---- STORED ROWS
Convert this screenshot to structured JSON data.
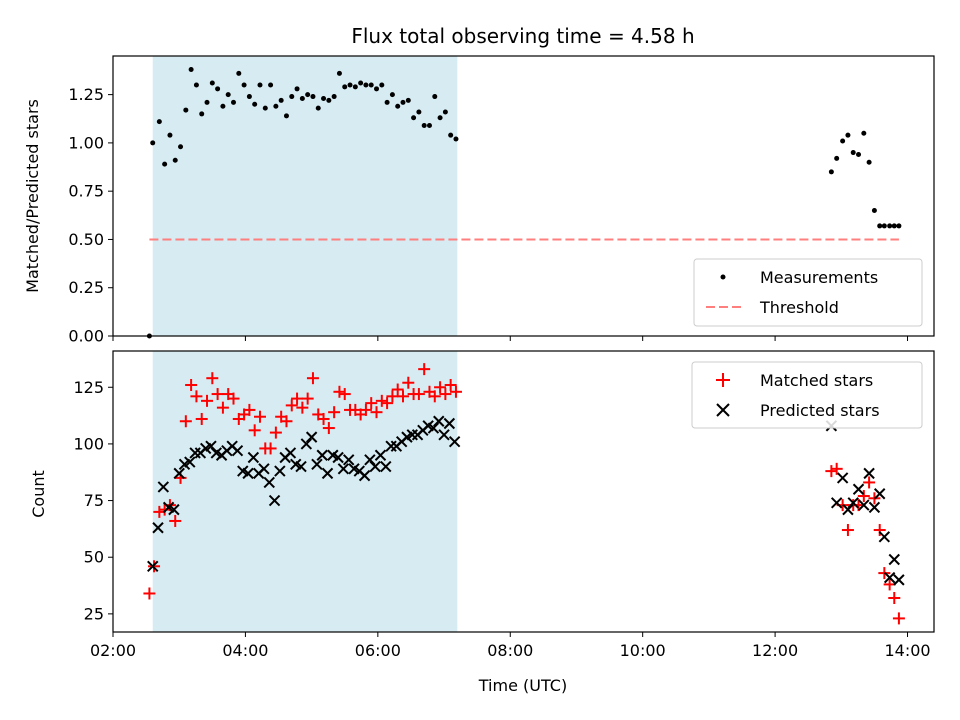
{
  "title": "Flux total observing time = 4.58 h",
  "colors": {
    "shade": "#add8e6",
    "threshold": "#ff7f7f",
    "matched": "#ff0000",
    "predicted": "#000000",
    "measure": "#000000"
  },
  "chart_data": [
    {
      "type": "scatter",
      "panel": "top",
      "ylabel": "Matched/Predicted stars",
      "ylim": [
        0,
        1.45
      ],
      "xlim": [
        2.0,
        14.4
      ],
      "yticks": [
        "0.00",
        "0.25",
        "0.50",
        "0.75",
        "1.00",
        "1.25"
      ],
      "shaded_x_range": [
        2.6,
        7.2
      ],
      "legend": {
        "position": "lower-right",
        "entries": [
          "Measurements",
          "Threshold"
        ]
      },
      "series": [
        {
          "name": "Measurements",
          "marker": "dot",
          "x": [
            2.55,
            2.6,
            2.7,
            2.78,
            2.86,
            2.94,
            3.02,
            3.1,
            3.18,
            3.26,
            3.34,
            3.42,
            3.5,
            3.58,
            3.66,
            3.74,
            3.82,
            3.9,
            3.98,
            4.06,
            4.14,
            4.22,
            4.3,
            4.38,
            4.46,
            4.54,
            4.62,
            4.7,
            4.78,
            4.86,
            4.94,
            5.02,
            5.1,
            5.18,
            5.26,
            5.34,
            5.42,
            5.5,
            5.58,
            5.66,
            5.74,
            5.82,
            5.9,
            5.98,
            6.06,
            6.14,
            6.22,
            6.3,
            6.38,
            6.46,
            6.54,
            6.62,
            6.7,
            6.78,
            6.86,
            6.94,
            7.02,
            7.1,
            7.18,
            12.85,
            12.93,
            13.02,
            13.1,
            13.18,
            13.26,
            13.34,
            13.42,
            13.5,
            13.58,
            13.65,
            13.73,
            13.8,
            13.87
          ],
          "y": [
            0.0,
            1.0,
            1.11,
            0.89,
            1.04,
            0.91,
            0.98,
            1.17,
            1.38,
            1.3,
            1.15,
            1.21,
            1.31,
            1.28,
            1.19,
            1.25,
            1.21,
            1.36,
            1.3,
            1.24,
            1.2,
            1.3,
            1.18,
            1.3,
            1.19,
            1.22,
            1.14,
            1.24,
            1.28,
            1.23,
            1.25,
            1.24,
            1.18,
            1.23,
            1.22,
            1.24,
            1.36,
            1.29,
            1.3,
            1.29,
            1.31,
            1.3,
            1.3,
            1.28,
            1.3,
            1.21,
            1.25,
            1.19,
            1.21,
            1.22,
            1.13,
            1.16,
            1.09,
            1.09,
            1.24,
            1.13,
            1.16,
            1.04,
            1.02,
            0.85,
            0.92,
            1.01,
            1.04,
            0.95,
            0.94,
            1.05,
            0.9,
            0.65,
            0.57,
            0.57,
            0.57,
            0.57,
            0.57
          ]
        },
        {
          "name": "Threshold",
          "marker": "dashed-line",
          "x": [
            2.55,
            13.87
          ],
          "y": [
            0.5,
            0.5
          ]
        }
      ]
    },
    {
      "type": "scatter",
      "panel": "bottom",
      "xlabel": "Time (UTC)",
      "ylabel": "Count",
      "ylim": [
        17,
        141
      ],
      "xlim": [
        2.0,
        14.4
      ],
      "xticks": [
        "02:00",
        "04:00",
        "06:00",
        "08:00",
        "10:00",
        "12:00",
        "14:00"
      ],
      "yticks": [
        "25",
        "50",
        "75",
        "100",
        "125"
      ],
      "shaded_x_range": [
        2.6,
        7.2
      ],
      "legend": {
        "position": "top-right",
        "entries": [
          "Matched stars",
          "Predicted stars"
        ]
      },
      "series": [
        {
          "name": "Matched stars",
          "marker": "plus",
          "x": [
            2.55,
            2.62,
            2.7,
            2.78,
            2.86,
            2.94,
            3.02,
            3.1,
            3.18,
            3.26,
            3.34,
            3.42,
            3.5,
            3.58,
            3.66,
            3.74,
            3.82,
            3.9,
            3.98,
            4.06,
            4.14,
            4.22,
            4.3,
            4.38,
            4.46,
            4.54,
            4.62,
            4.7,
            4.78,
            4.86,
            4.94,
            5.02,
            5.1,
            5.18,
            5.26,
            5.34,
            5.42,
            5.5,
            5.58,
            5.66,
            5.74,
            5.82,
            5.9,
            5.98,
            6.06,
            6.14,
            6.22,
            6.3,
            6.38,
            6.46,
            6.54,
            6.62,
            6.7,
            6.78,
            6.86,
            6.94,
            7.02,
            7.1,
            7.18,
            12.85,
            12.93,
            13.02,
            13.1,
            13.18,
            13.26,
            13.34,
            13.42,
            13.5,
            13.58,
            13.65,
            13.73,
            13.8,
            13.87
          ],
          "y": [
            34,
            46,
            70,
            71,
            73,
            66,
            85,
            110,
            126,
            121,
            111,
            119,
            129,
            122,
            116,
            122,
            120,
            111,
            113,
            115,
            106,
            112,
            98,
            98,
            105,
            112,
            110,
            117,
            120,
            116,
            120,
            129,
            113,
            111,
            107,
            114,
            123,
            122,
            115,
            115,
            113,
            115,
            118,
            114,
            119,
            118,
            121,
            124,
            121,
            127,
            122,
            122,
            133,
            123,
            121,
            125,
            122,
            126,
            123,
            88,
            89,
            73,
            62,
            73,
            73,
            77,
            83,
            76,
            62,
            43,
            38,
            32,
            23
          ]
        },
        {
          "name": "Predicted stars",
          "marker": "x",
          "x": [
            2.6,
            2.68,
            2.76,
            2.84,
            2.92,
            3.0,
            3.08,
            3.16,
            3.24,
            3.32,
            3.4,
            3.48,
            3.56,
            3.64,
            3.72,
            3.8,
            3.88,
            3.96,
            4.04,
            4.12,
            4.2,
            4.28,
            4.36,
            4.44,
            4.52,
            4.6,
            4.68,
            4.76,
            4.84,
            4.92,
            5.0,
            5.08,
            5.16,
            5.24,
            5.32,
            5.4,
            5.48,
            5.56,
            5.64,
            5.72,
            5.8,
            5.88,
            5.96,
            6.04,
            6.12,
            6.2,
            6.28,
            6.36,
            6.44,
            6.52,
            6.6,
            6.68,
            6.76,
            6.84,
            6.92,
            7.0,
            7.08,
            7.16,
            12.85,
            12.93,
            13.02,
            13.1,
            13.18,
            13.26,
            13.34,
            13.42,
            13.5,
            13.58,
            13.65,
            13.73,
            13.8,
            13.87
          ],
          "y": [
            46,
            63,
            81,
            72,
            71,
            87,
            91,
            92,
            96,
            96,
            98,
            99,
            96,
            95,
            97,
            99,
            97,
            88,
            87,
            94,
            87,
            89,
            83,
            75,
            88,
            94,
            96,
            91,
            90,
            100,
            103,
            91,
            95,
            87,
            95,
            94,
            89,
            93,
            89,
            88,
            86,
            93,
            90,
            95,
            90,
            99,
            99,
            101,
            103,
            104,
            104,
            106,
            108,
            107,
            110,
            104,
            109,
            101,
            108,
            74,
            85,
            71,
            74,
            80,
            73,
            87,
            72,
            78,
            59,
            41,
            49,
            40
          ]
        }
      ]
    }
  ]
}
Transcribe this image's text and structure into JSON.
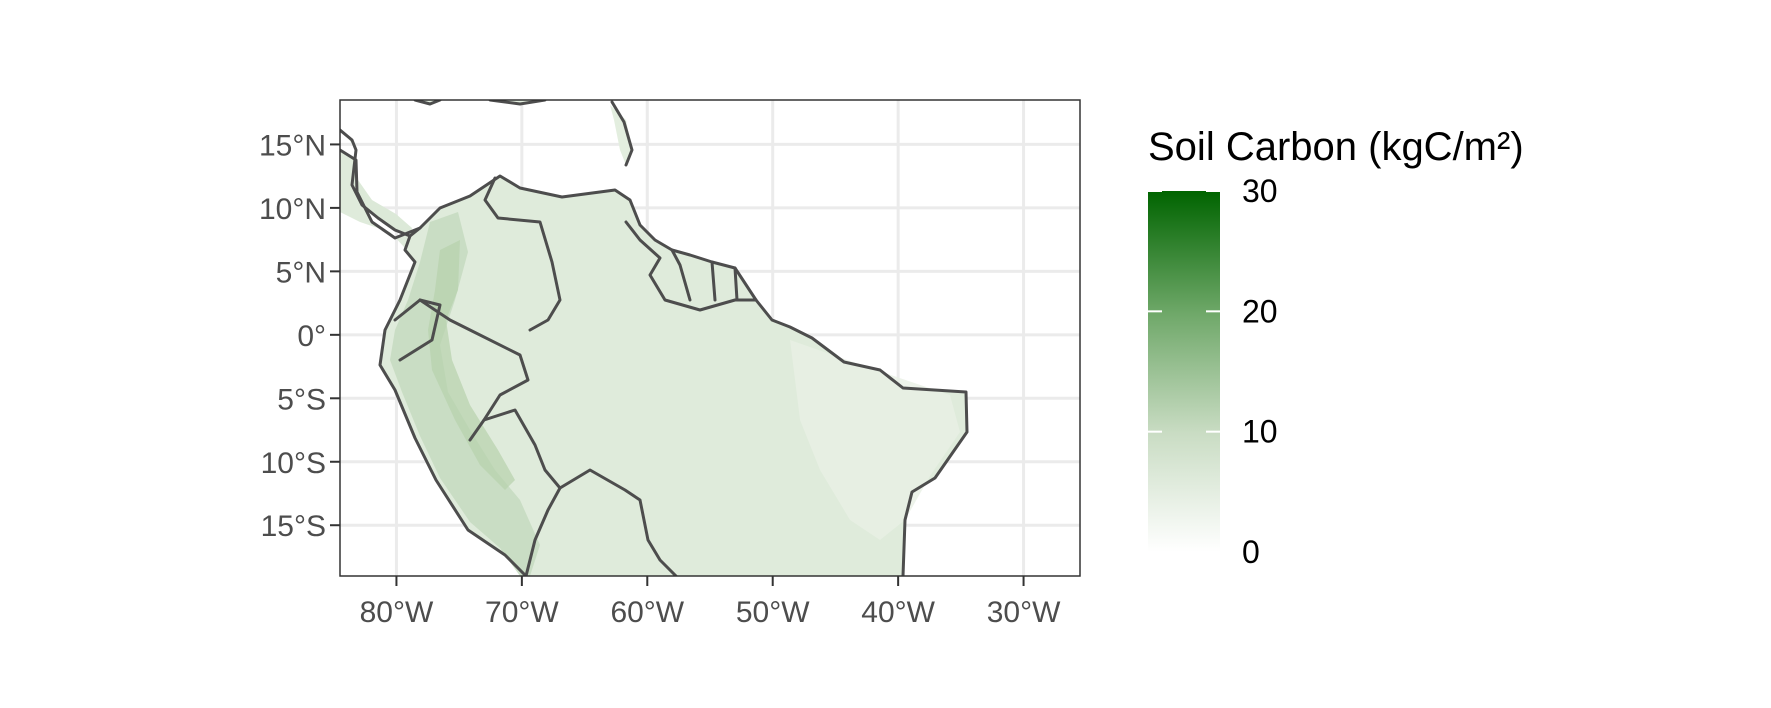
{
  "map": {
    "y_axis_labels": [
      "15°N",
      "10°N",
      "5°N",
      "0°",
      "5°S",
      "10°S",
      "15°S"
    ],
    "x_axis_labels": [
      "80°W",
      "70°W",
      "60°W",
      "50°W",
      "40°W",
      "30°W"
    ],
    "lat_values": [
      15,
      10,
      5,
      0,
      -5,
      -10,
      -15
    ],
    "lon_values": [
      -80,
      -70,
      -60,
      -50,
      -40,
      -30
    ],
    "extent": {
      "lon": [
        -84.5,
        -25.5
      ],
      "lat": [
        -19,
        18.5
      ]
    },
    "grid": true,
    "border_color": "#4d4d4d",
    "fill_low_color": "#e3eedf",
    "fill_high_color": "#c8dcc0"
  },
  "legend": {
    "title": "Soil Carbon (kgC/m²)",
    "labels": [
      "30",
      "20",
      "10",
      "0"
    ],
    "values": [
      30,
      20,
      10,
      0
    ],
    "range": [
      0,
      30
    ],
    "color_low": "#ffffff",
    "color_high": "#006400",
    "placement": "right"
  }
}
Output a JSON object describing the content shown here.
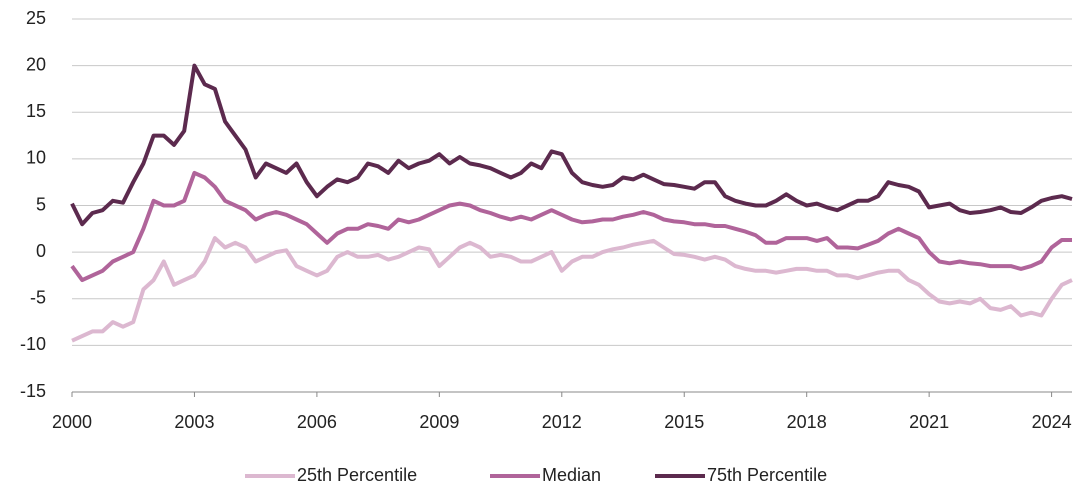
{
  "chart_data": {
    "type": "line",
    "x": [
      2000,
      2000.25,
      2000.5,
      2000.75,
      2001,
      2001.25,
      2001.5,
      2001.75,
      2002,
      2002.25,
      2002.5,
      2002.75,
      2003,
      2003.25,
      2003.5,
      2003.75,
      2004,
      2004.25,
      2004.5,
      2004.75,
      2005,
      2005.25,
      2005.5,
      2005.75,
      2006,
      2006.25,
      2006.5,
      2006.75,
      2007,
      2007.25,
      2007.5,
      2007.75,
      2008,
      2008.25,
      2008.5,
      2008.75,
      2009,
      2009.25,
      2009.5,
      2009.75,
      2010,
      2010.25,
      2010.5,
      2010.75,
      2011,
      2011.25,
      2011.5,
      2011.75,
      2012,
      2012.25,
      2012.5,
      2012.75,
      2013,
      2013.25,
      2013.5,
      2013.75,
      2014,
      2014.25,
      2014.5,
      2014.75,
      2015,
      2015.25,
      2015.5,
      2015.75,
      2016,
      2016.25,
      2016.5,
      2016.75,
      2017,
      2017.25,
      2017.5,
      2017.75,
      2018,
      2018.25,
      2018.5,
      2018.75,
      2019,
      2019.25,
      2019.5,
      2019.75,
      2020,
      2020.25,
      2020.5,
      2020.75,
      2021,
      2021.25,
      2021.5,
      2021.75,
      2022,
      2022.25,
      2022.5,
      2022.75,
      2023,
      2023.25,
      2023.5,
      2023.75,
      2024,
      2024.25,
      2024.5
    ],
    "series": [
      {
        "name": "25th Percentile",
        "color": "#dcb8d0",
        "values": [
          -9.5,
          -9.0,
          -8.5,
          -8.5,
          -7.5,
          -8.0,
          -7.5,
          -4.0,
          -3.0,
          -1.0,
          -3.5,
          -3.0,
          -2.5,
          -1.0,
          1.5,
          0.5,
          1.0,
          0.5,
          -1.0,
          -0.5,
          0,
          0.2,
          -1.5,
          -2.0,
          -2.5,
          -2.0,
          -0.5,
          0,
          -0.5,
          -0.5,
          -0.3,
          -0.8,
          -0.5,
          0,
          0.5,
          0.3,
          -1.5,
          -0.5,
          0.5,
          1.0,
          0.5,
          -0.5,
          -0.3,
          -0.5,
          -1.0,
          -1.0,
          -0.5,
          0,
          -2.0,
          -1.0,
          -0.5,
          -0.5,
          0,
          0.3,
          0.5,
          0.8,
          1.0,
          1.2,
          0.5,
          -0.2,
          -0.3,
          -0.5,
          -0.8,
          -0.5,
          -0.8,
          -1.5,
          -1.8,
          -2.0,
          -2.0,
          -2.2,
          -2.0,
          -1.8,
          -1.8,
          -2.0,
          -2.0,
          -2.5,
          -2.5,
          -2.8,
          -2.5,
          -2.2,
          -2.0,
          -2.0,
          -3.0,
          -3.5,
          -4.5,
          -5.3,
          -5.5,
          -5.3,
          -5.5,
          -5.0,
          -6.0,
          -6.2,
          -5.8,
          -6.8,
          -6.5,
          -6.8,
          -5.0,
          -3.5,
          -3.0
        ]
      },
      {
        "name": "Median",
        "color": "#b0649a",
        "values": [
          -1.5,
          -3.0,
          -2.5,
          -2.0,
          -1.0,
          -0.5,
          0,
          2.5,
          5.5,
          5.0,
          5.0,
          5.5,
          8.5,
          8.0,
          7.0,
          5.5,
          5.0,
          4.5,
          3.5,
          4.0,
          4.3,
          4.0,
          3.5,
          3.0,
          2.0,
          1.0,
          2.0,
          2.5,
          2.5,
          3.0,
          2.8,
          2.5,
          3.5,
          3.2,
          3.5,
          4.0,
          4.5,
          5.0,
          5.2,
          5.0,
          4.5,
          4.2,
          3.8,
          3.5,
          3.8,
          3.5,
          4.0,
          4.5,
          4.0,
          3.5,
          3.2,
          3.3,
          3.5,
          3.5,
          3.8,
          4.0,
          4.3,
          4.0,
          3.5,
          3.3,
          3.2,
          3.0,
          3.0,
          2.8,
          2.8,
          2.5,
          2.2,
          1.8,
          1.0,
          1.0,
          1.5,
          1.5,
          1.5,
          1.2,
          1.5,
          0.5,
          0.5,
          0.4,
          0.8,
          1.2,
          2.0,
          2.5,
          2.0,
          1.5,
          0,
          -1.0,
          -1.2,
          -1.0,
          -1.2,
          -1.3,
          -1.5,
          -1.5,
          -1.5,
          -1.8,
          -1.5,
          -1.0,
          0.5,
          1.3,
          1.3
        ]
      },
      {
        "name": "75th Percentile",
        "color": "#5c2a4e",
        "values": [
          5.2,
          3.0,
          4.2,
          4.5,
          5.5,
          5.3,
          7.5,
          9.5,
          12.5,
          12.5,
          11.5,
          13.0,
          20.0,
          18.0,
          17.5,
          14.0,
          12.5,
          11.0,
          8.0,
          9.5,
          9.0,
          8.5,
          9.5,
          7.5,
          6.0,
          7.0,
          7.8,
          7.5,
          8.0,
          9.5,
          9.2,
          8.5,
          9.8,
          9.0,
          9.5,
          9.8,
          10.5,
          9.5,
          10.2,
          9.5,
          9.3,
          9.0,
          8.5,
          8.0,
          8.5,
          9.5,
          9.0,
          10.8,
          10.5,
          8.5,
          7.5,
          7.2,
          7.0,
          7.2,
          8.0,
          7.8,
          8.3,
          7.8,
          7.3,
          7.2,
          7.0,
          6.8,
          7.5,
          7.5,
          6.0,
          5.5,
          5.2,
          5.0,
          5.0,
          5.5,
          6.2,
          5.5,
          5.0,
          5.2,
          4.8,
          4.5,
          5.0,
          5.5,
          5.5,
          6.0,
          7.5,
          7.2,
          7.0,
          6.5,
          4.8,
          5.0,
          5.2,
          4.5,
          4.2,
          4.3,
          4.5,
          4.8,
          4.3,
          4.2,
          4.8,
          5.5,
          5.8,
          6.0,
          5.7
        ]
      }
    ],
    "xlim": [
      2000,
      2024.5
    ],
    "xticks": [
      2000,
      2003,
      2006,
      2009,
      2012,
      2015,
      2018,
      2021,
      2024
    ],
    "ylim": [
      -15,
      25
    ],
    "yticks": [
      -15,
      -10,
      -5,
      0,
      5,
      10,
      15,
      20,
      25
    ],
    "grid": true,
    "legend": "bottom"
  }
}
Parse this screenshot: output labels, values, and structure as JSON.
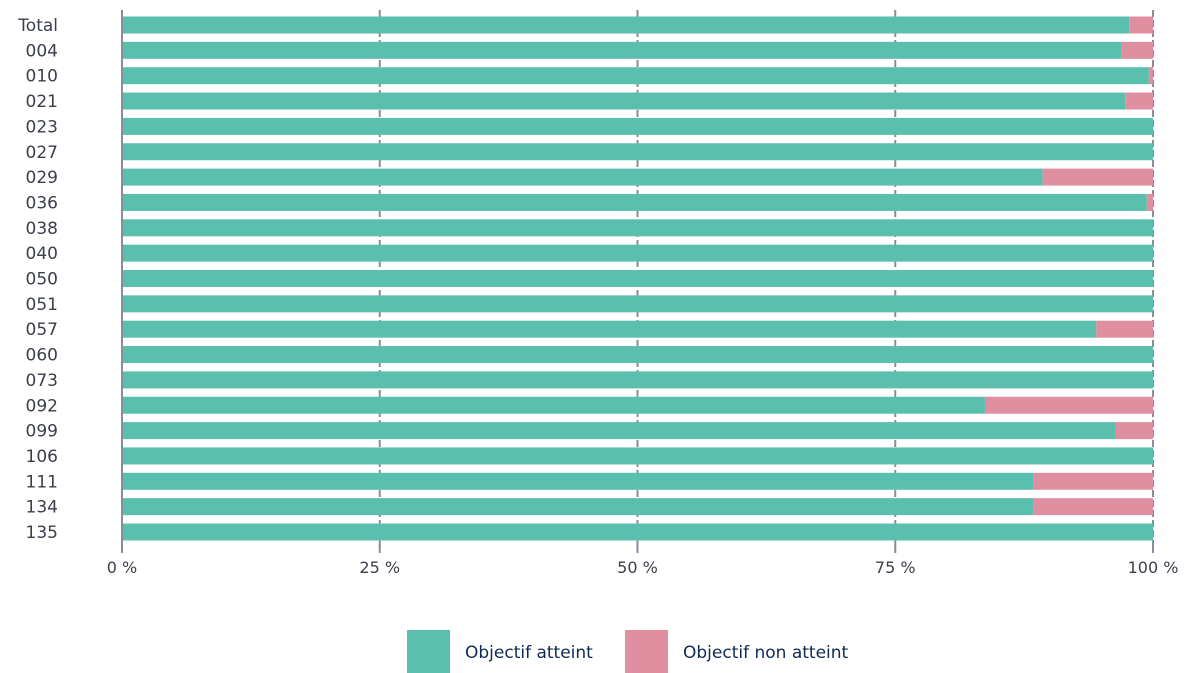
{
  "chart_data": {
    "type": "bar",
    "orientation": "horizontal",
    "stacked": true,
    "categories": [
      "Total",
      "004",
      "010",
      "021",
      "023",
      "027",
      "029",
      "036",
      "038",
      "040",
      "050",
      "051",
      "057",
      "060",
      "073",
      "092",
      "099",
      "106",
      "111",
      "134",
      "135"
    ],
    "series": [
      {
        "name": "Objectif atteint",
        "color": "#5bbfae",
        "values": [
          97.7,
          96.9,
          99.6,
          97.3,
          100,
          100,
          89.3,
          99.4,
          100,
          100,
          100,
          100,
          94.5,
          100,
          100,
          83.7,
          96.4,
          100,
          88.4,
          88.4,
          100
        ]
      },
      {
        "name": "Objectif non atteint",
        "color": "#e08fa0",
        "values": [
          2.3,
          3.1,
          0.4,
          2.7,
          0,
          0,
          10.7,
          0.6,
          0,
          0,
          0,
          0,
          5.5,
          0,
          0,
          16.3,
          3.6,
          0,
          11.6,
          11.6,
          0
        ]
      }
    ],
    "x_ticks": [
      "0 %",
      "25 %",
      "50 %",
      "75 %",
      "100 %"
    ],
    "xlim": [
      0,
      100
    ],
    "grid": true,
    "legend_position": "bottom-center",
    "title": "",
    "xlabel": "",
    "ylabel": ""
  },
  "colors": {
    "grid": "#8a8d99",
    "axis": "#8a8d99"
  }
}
--------
_TASK OBJECTIVE_. Find each line holding "name". Copy it out.

_FULL OUTPUT_.
          "name": "Measurements",
          "name": "Threshold",
          "name": "Matched stars",
          "name": "Predicted stars",
        "name": "25th Percentile",
        "name": "Median",
        "name": "75th Percentile",
        "name": "Objectif atteint",
        "name": "Objectif non atteint",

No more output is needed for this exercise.